## Your instructions:
Every entry that follows should be repeated exactly; drop the images.

## Records from a data source:
▼

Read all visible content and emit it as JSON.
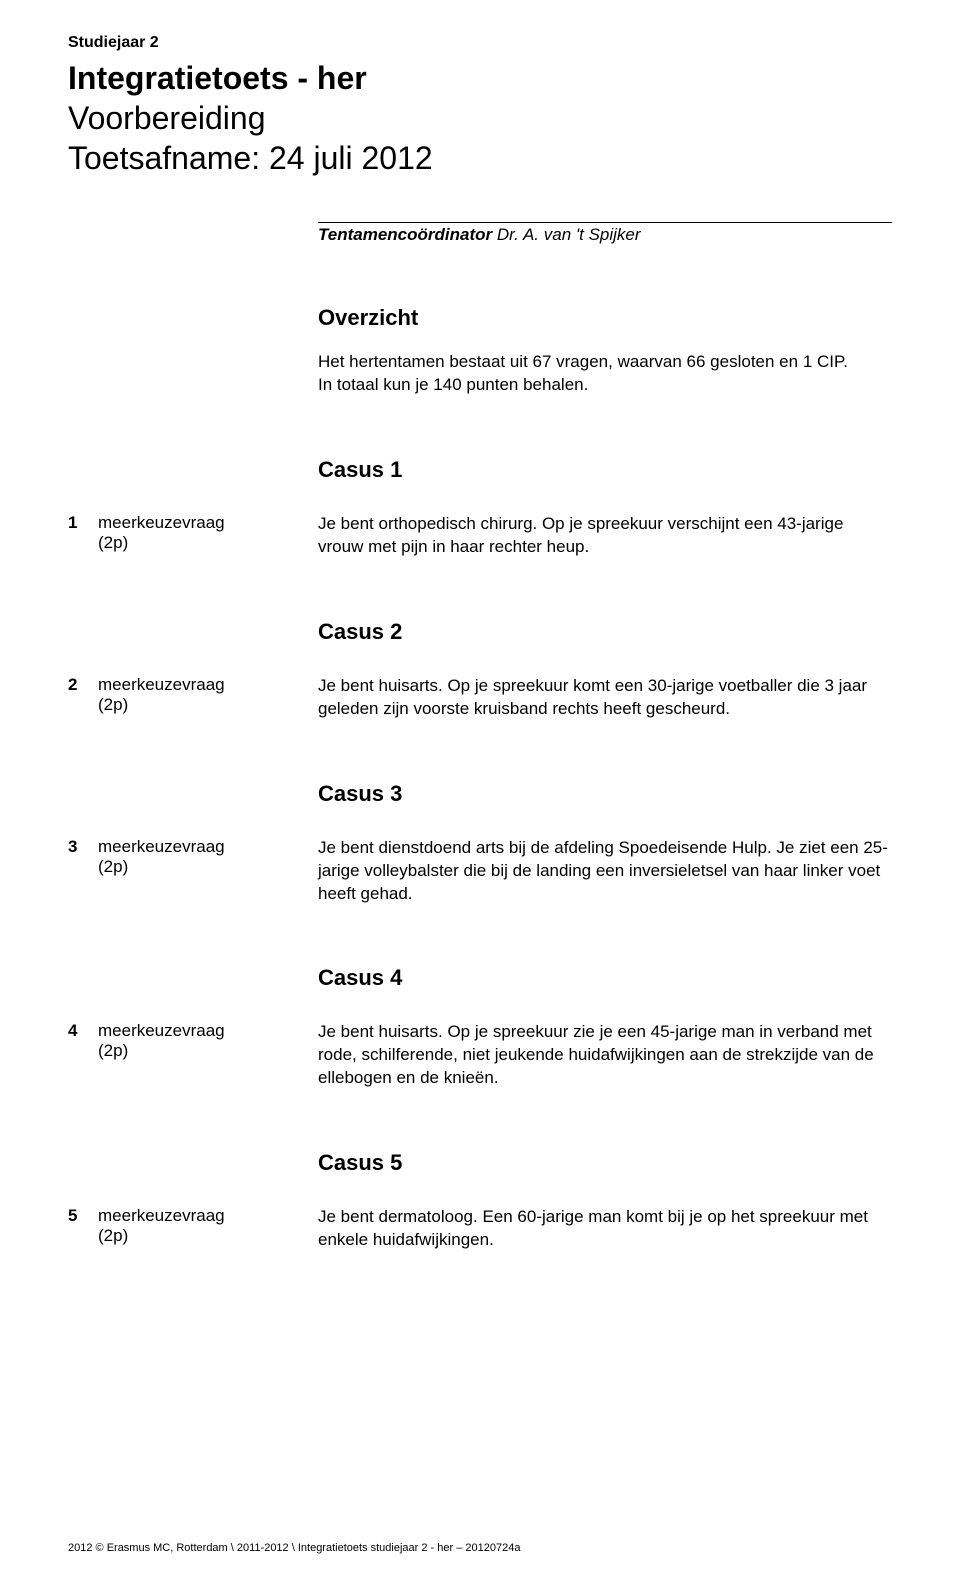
{
  "header": {
    "study_year": "Studiejaar 2",
    "title_bold": "Integratietoets - her",
    "subtitle_1": "Voorbereiding",
    "subtitle_2": "Toetsafname: 24 juli 2012",
    "coordinator_label": "Tentamencoördinator",
    "coordinator_name": " Dr. A. van 't Spijker"
  },
  "overview": {
    "heading": "Overzicht",
    "text_1": "Het hertentamen bestaat uit 67 vragen, waarvan 66 gesloten en 1 CIP.",
    "text_2": "In totaal kun je 140 punten behalen."
  },
  "casus": [
    {
      "heading": "Casus 1",
      "num": "1",
      "type": "meerkeuzevraag",
      "points": "(2p)",
      "text": "Je bent orthopedisch chirurg. Op je spreekuur verschijnt een 43-jarige vrouw met pijn in haar rechter heup."
    },
    {
      "heading": "Casus 2",
      "num": "2",
      "type": "meerkeuzevraag",
      "points": "(2p)",
      "text": "Je bent huisarts. Op je spreekuur komt een 30-jarige voetballer die 3 jaar geleden zijn voorste kruisband rechts heeft gescheurd."
    },
    {
      "heading": "Casus 3",
      "num": "3",
      "type": "meerkeuzevraag",
      "points": "(2p)",
      "text": "Je bent dienstdoend arts bij de afdeling Spoedeisende Hulp. Je ziet een 25-jarige volleybalster die bij de landing een inversieletsel van haar linker voet heeft gehad."
    },
    {
      "heading": "Casus 4",
      "num": "4",
      "type": "meerkeuzevraag",
      "points": "(2p)",
      "text": "Je bent huisarts. Op je spreekuur zie je een 45-jarige man in verband met rode, schilferende, niet jeukende huidafwijkingen aan de strekzijde van de ellebogen en de knieën."
    },
    {
      "heading": "Casus 5",
      "num": "5",
      "type": "meerkeuzevraag",
      "points": "(2p)",
      "text": "Je bent dermatoloog. Een 60-jarige man komt bij je op het spreekuur met enkele huidafwijkingen."
    }
  ],
  "footer": "2012 © Erasmus MC, Rotterdam \\ 2011-2012 \\ Integratietoets studiejaar 2 - her – 20120724a"
}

▲

## Solved exercise:
Read all visible content and emit it as JSON.
{
  "header": {
    "study_year": "Studiejaar 2",
    "title_bold": "Integratietoets - her",
    "subtitle_1": "Voorbereiding",
    "subtitle_2": "Toetsafname: 24 juli 2012",
    "coordinator_label": "Tentamencoördinator",
    "coordinator_name": " Dr. A. van 't Spijker"
  },
  "overview": {
    "heading": "Overzicht",
    "text_1": "Het hertentamen bestaat uit 67 vragen, waarvan 66 gesloten en 1 CIP.",
    "text_2": "In totaal kun je 140 punten behalen."
  },
  "casus": [
    {
      "heading": "Casus 1",
      "num": "1",
      "type": "meerkeuzevraag",
      "points": "(2p)",
      "text": "Je bent orthopedisch chirurg. Op je spreekuur verschijnt een 43-jarige vrouw met pijn in haar rechter heup."
    },
    {
      "heading": "Casus 2",
      "num": "2",
      "type": "meerkeuzevraag",
      "points": "(2p)",
      "text": "Je bent huisarts. Op je spreekuur komt een 30-jarige voetballer die 3 jaar geleden zijn voorste kruisband rechts heeft gescheurd."
    },
    {
      "heading": "Casus 3",
      "num": "3",
      "type": "meerkeuzevraag",
      "points": "(2p)",
      "text": "Je bent dienstdoend arts bij de afdeling Spoedeisende Hulp. Je ziet een 25-jarige volleybalster die bij de landing een inversieletsel van haar linker voet heeft gehad."
    },
    {
      "heading": "Casus 4",
      "num": "4",
      "type": "meerkeuzevraag",
      "points": "(2p)",
      "text": "Je bent huisarts. Op je spreekuur zie je een 45-jarige man in verband met rode, schilferende, niet jeukende huidafwijkingen aan de strekzijde van de ellebogen en de knieën."
    },
    {
      "heading": "Casus 5",
      "num": "5",
      "type": "meerkeuzevraag",
      "points": "(2p)",
      "text": "Je bent dermatoloog. Een 60-jarige man komt bij je op het spreekuur met enkele huidafwijkingen."
    }
  ],
  "footer": "2012 © Erasmus MC, Rotterdam \\ 2011-2012 \\ Integratietoets studiejaar 2 - her – 20120724a"
}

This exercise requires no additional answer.